Problems to work on:
• A. Pull out, word for word, the part of the mishap comment that begins at the words "There was pretty" and stops after "of your ass.".
• B. Decide whether each statement agrees with the mishap comment, answering yes or no and quoting the deciding words: (i) The fall was about 12 feet. (ii) The writer found out what caused the slip. (iii) The shock happened after the writer skipped part of the procedure.

Selection:
I slipped and fell from 3rd level to lower level (about 12 feet vertically) and broke my back. No clue to this very day what caused me to slip. And boy, do I wish I had a clue about that!

We're conflating "serious damage to ship" and "serious damage to personnel" with this reporting standard.

There was pretty much NOTHING the Captain or crew could have done to prevent my fall. I know, because I proofread the mishap report! And you're going to rake us over the coals as if we'd run into a another ship?!? No, Senator, you need to pull your Bleeped texting head out of your ass.

=====
Electrical shocks aren't supposed to happen, but I've been nailed by a capacitor that didn't bleed down as it was supposed to. Followed the procedure to the letter, and took a 720VDC whack to the arm from a strobe light power supply. Class B mishap (or would have been had I been in the Navy when it happened), and nothing could have foreseeably prevented that shock, since manually grounding out the capacitor is MORE likely to shock the person!

Data section:
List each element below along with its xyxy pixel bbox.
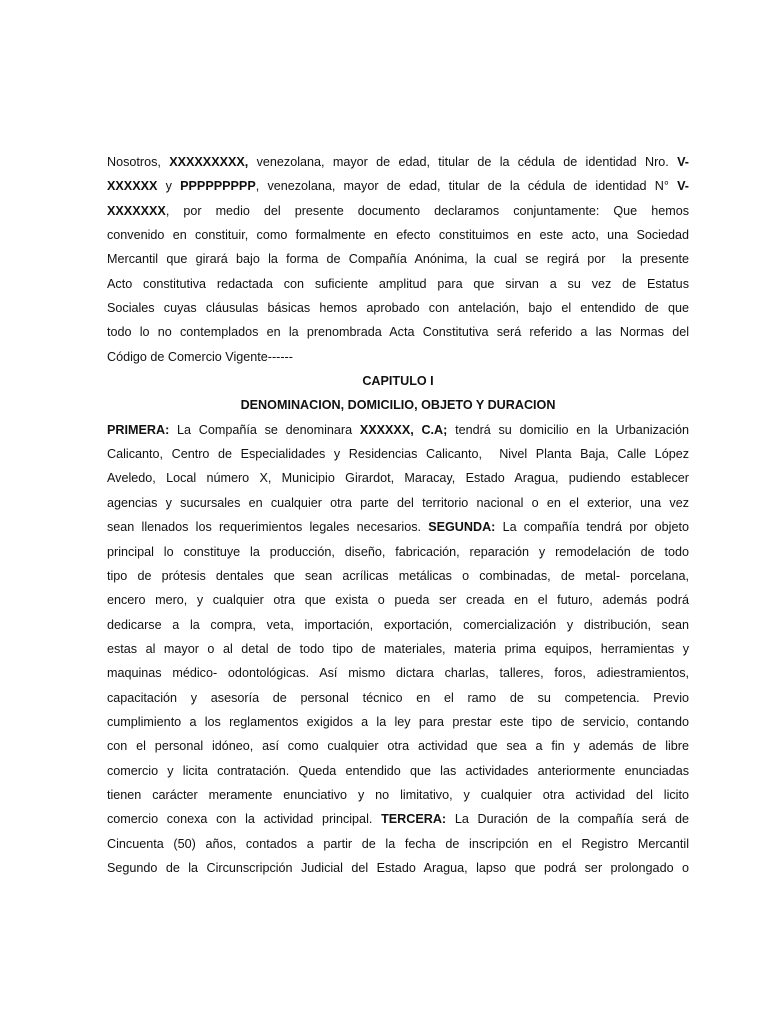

The results:
• A.
There was pretty much NOTHING the Captain or crew could have done to prevent my fall. I know, because I proofread the mishap report! And you're going to rake us over the coals as if we'd run into a another ship?!? No, Senator, you need to pull your Bleeped texting head out of your ass.

• B.
(i) Yes: "I slipped and fell from 3rd level to lower level (about 12 feet vertically)"
(ii) No: "No clue to this very day what caused me to slip."
(iii) No: "Followed the procedure to the letter"